• TO BE DONE: Transcribe each line of the records below exactly, excluding any embedded images.

>> START TASK DATA

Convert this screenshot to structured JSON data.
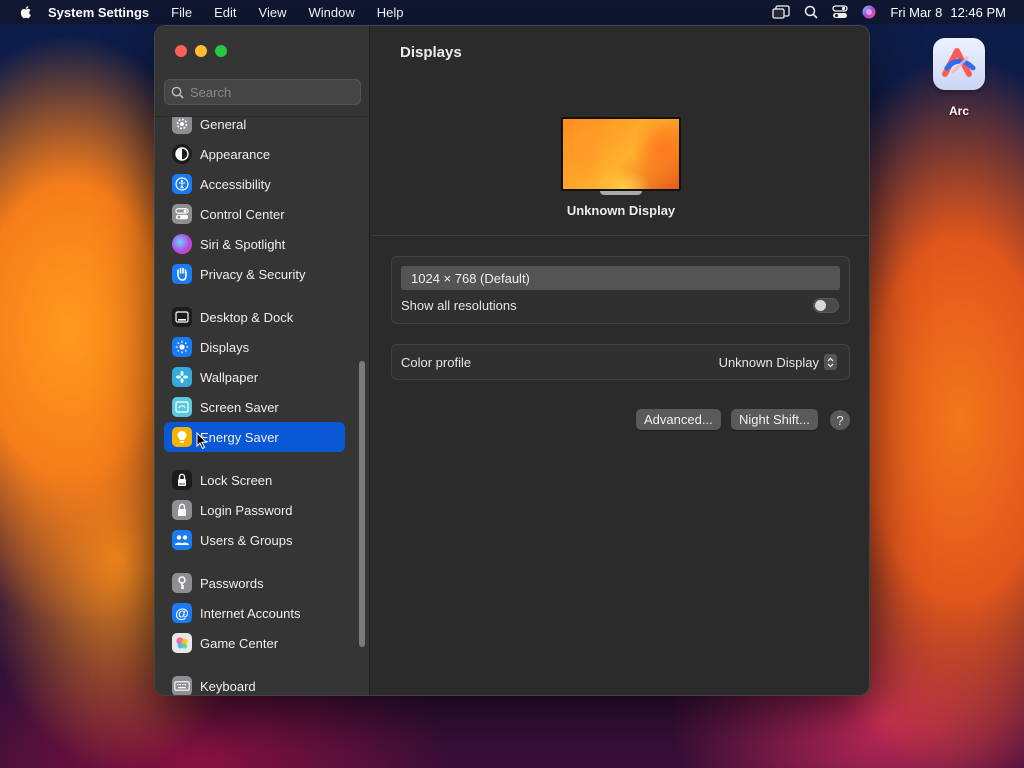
{
  "menubar": {
    "app_name": "System Settings",
    "items": [
      "File",
      "Edit",
      "View",
      "Window",
      "Help"
    ],
    "date": "Fri Mar 8",
    "time": "12:46 PM"
  },
  "desktop": {
    "icon_label": "Arc"
  },
  "window": {
    "search_placeholder": "Search",
    "sidebar": {
      "items": [
        {
          "label": "General",
          "icon": "gear-icon",
          "color": "#8e8e93"
        },
        {
          "label": "Appearance",
          "icon": "appearance-icon",
          "color": "#1c1c1e"
        },
        {
          "label": "Accessibility",
          "icon": "accessibility-icon",
          "color": "#1a7cf5"
        },
        {
          "label": "Control Center",
          "icon": "control-center-icon",
          "color": "#8e8e93"
        },
        {
          "label": "Siri & Spotlight",
          "icon": "siri-icon",
          "color": "#b33ad6"
        },
        {
          "label": "Privacy & Security",
          "icon": "hand-icon",
          "color": "#1a7cf5"
        },
        {
          "label": "Desktop & Dock",
          "icon": "dock-icon",
          "color": "#1c1c1e"
        },
        {
          "label": "Displays",
          "icon": "sun-icon",
          "color": "#1a7cf5"
        },
        {
          "label": "Wallpaper",
          "icon": "wallpaper-icon",
          "color": "#35aadc"
        },
        {
          "label": "Screen Saver",
          "icon": "screen-saver-icon",
          "color": "#5ac8e0"
        },
        {
          "label": "Energy Saver",
          "icon": "lightbulb-icon",
          "color": "#f5b400"
        },
        {
          "label": "Lock Screen",
          "icon": "lock-icon",
          "color": "#1c1c1e"
        },
        {
          "label": "Login Password",
          "icon": "padlock-icon",
          "color": "#8e8e93"
        },
        {
          "label": "Users & Groups",
          "icon": "users-icon",
          "color": "#1a7cf5"
        },
        {
          "label": "Passwords",
          "icon": "key-icon",
          "color": "#8e8e93"
        },
        {
          "label": "Internet Accounts",
          "icon": "at-icon",
          "color": "#1a7cf5"
        },
        {
          "label": "Game Center",
          "icon": "game-center-icon",
          "color": "#e8e8e8"
        },
        {
          "label": "Keyboard",
          "icon": "keyboard-icon",
          "color": "#8e8e93"
        }
      ],
      "selected": "Energy Saver"
    }
  },
  "content": {
    "title": "Displays",
    "display_name": "Unknown Display",
    "resolution": "1024 × 768 (Default)",
    "show_all_label": "Show all resolutions",
    "show_all_on": false,
    "color_profile_label": "Color profile",
    "color_profile_value": "Unknown Display",
    "advanced_button": "Advanced...",
    "night_shift_button": "Night Shift...",
    "help_button": "?"
  }
}
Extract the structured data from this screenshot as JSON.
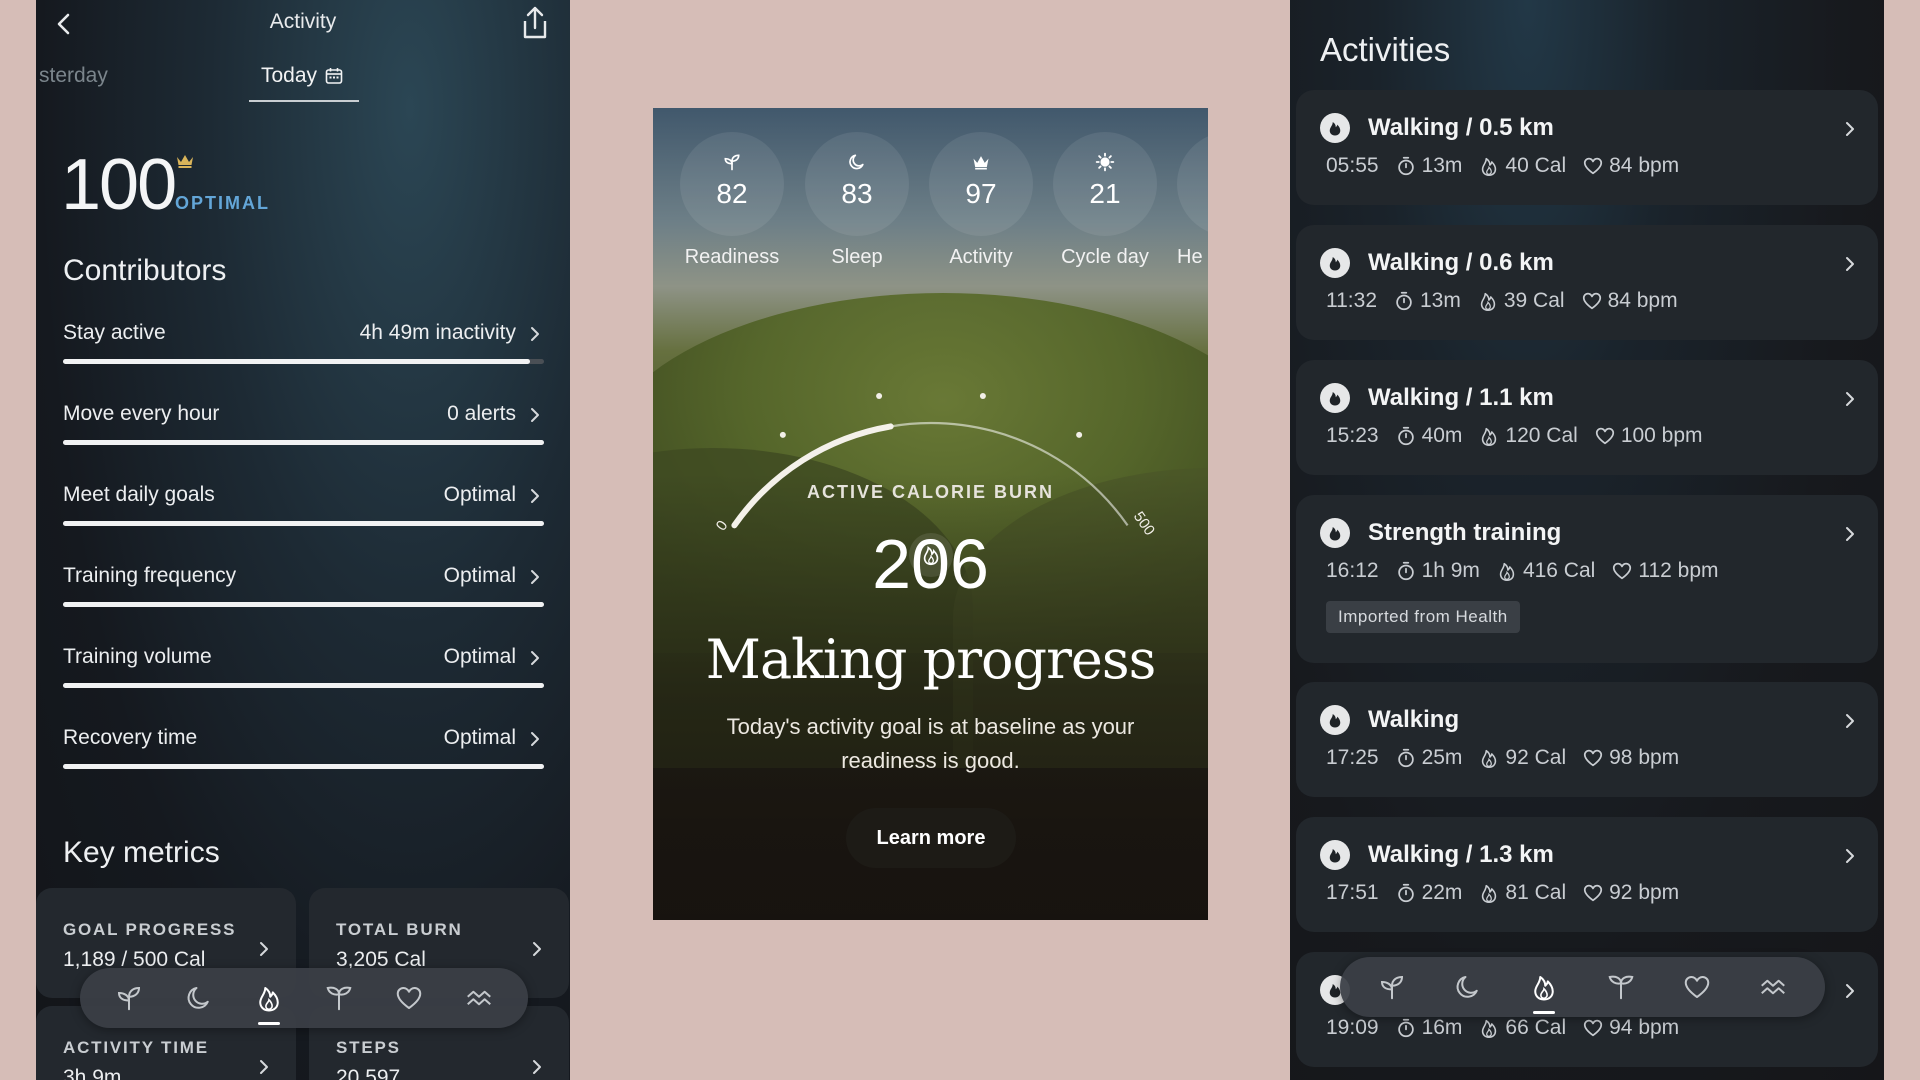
{
  "left": {
    "title": "Activity",
    "day_prev": "sterday",
    "day_current": "Today",
    "score": "100",
    "score_status": "OPTIMAL",
    "contributors_heading": "Contributors",
    "contributors": [
      {
        "label": "Stay active",
        "value": "4h 49m inactivity",
        "level": 0.97
      },
      {
        "label": "Move every hour",
        "value": "0 alerts",
        "level": 1.0
      },
      {
        "label": "Meet daily goals",
        "value": "Optimal",
        "level": 1.0
      },
      {
        "label": "Training frequency",
        "value": "Optimal",
        "level": 1.0
      },
      {
        "label": "Training volume",
        "value": "Optimal",
        "level": 1.0
      },
      {
        "label": "Recovery time",
        "value": "Optimal",
        "level": 1.0
      }
    ],
    "key_metrics_heading": "Key metrics",
    "metrics": [
      {
        "label": "GOAL PROGRESS",
        "value": "1,189 / 500 Cal"
      },
      {
        "label": "TOTAL BURN",
        "value": "3,205 Cal"
      },
      {
        "label": "ACTIVITY TIME",
        "value": "3h 9m"
      },
      {
        "label": "STEPS",
        "value": "20,597"
      }
    ]
  },
  "middle": {
    "scores": [
      {
        "label": "Readiness",
        "value": "82",
        "icon": "sprout-icon"
      },
      {
        "label": "Sleep",
        "value": "83",
        "icon": "moon-icon"
      },
      {
        "label": "Activity",
        "value": "97",
        "icon": "crown-icon"
      },
      {
        "label": "Cycle day",
        "value": "21",
        "icon": "sun-icon"
      },
      {
        "label": "He",
        "value": "",
        "icon": "partial"
      }
    ],
    "gauge": {
      "min_label": "0",
      "max_label": "500",
      "min": 0,
      "max": 500,
      "value": 206
    },
    "metric_label": "ACTIVE CALORIE BURN",
    "metric_value": "206",
    "headline": "Making progress",
    "description": "Today's activity goal is at baseline as your readiness is good.",
    "cta": "Learn more"
  },
  "right": {
    "title": "Activities",
    "activities": [
      {
        "name": "Walking / 0.5 km",
        "time": "05:55",
        "duration": "13m",
        "calories": "40 Cal",
        "heart_rate": "84 bpm"
      },
      {
        "name": "Walking / 0.6 km",
        "time": "11:32",
        "duration": "13m",
        "calories": "39 Cal",
        "heart_rate": "84 bpm"
      },
      {
        "name": "Walking / 1.1 km",
        "time": "15:23",
        "duration": "40m",
        "calories": "120 Cal",
        "heart_rate": "100 bpm"
      },
      {
        "name": "Strength training",
        "time": "16:12",
        "duration": "1h 9m",
        "calories": "416 Cal",
        "heart_rate": "112 bpm",
        "tag": "Imported from Health"
      },
      {
        "name": "Walking",
        "time": "17:25",
        "duration": "25m",
        "calories": "92 Cal",
        "heart_rate": "98 bpm"
      },
      {
        "name": "Walking / 1.3 km",
        "time": "17:51",
        "duration": "22m",
        "calories": "81 Cal",
        "heart_rate": "92 bpm"
      },
      {
        "name": "",
        "time": "19:09",
        "duration": "16m",
        "calories": "66 Cal",
        "heart_rate": "94 bpm"
      }
    ]
  },
  "bottom_nav": {
    "items": [
      "sprout-icon",
      "moon-icon",
      "flame-icon",
      "plant-icon",
      "heart-icon",
      "waves-icon"
    ],
    "active_index": 2
  },
  "colors": {
    "accent_optimal": "#63a6d8",
    "background": "#d6bdb7"
  }
}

>> END TASK DATA

• PROBLEM SOLUTION:
Convert this screenshot to structured JSON data.
{
  "menubar": {
    "app_name": "System Settings",
    "items": [
      "File",
      "Edit",
      "View",
      "Window",
      "Help"
    ],
    "date": "Fri Mar 8",
    "time": "12:46 PM"
  },
  "desktop": {
    "icon_label": "Arc"
  },
  "window": {
    "search_placeholder": "Search",
    "sidebar": {
      "items": [
        {
          "label": "General",
          "icon": "gear-icon",
          "color": "#8e8e93"
        },
        {
          "label": "Appearance",
          "icon": "appearance-icon",
          "color": "#1c1c1e"
        },
        {
          "label": "Accessibility",
          "icon": "accessibility-icon",
          "color": "#1a7cf5"
        },
        {
          "label": "Control Center",
          "icon": "control-center-icon",
          "color": "#8e8e93"
        },
        {
          "label": "Siri & Spotlight",
          "icon": "siri-icon",
          "color": "#b33ad6"
        },
        {
          "label": "Privacy & Security",
          "icon": "hand-icon",
          "color": "#1a7cf5"
        },
        {
          "label": "Desktop & Dock",
          "icon": "dock-icon",
          "color": "#1c1c1e"
        },
        {
          "label": "Displays",
          "icon": "sun-icon",
          "color": "#1a7cf5"
        },
        {
          "label": "Wallpaper",
          "icon": "wallpaper-icon",
          "color": "#35aadc"
        },
        {
          "label": "Screen Saver",
          "icon": "screen-saver-icon",
          "color": "#5ac8e0"
        },
        {
          "label": "Energy Saver",
          "icon": "lightbulb-icon",
          "color": "#f5b400"
        },
        {
          "label": "Lock Screen",
          "icon": "lock-icon",
          "color": "#1c1c1e"
        },
        {
          "label": "Login Password",
          "icon": "padlock-icon",
          "color": "#8e8e93"
        },
        {
          "label": "Users & Groups",
          "icon": "users-icon",
          "color": "#1a7cf5"
        },
        {
          "label": "Passwords",
          "icon": "key-icon",
          "color": "#8e8e93"
        },
        {
          "label": "Internet Accounts",
          "icon": "at-icon",
          "color": "#1a7cf5"
        },
        {
          "label": "Game Center",
          "icon": "game-center-icon",
          "color": "#e8e8e8"
        },
        {
          "label": "Keyboard",
          "icon": "keyboard-icon",
          "color": "#8e8e93"
        }
      ],
      "selected": "Energy Saver"
    }
  },
  "content": {
    "title": "Displays",
    "display_name": "Unknown Display",
    "resolution": "1024 × 768 (Default)",
    "show_all_label": "Show all resolutions",
    "show_all_on": false,
    "color_profile_label": "Color profile",
    "color_profile_value": "Unknown Display",
    "advanced_button": "Advanced...",
    "night_shift_button": "Night Shift...",
    "help_button": "?"
  }
}
Extract the structured data from this screenshot as JSON.
{
  "left": {
    "title": "Activity",
    "day_prev": "sterday",
    "day_current": "Today",
    "score": "100",
    "score_status": "OPTIMAL",
    "contributors_heading": "Contributors",
    "contributors": [
      {
        "label": "Stay active",
        "value": "4h 49m inactivity",
        "level": 0.97
      },
      {
        "label": "Move every hour",
        "value": "0 alerts",
        "level": 1.0
      },
      {
        "label": "Meet daily goals",
        "value": "Optimal",
        "level": 1.0
      },
      {
        "label": "Training frequency",
        "value": "Optimal",
        "level": 1.0
      },
      {
        "label": "Training volume",
        "value": "Optimal",
        "level": 1.0
      },
      {
        "label": "Recovery time",
        "value": "Optimal",
        "level": 1.0
      }
    ],
    "key_metrics_heading": "Key metrics",
    "metrics": [
      {
        "label": "GOAL PROGRESS",
        "value": "1,189 / 500 Cal"
      },
      {
        "label": "TOTAL BURN",
        "value": "3,205 Cal"
      },
      {
        "label": "ACTIVITY TIME",
        "value": "3h 9m"
      },
      {
        "label": "STEPS",
        "value": "20,597"
      }
    ]
  },
  "middle": {
    "scores": [
      {
        "label": "Readiness",
        "value": "82",
        "icon": "sprout-icon"
      },
      {
        "label": "Sleep",
        "value": "83",
        "icon": "moon-icon"
      },
      {
        "label": "Activity",
        "value": "97",
        "icon": "crown-icon"
      },
      {
        "label": "Cycle day",
        "value": "21",
        "icon": "sun-icon"
      },
      {
        "label": "He",
        "value": "",
        "icon": "partial"
      }
    ],
    "gauge": {
      "min_label": "0",
      "max_label": "500",
      "min": 0,
      "max": 500,
      "value": 206
    },
    "metric_label": "ACTIVE CALORIE BURN",
    "metric_value": "206",
    "headline": "Making progress",
    "description": "Today's activity goal is at baseline as your readiness is good.",
    "cta": "Learn more"
  },
  "right": {
    "title": "Activities",
    "activities": [
      {
        "name": "Walking / 0.5 km",
        "time": "05:55",
        "duration": "13m",
        "calories": "40 Cal",
        "heart_rate": "84 bpm"
      },
      {
        "name": "Walking / 0.6 km",
        "time": "11:32",
        "duration": "13m",
        "calories": "39 Cal",
        "heart_rate": "84 bpm"
      },
      {
        "name": "Walking / 1.1 km",
        "time": "15:23",
        "duration": "40m",
        "calories": "120 Cal",
        "heart_rate": "100 bpm"
      },
      {
        "name": "Strength training",
        "time": "16:12",
        "duration": "1h 9m",
        "calories": "416 Cal",
        "heart_rate": "112 bpm",
        "tag": "Imported from Health"
      },
      {
        "name": "Walking",
        "time": "17:25",
        "duration": "25m",
        "calories": "92 Cal",
        "heart_rate": "98 bpm"
      },
      {
        "name": "Walking / 1.3 km",
        "time": "17:51",
        "duration": "22m",
        "calories": "81 Cal",
        "heart_rate": "92 bpm"
      },
      {
        "name": "",
        "time": "19:09",
        "duration": "16m",
        "calories": "66 Cal",
        "heart_rate": "94 bpm"
      }
    ]
  },
  "bottom_nav": {
    "items": [
      "sprout-icon",
      "moon-icon",
      "flame-icon",
      "plant-icon",
      "heart-icon",
      "waves-icon"
    ],
    "active_index": 2
  },
  "colors": {
    "accent_optimal": "#63a6d8",
    "background": "#d6bdb7"
  }
}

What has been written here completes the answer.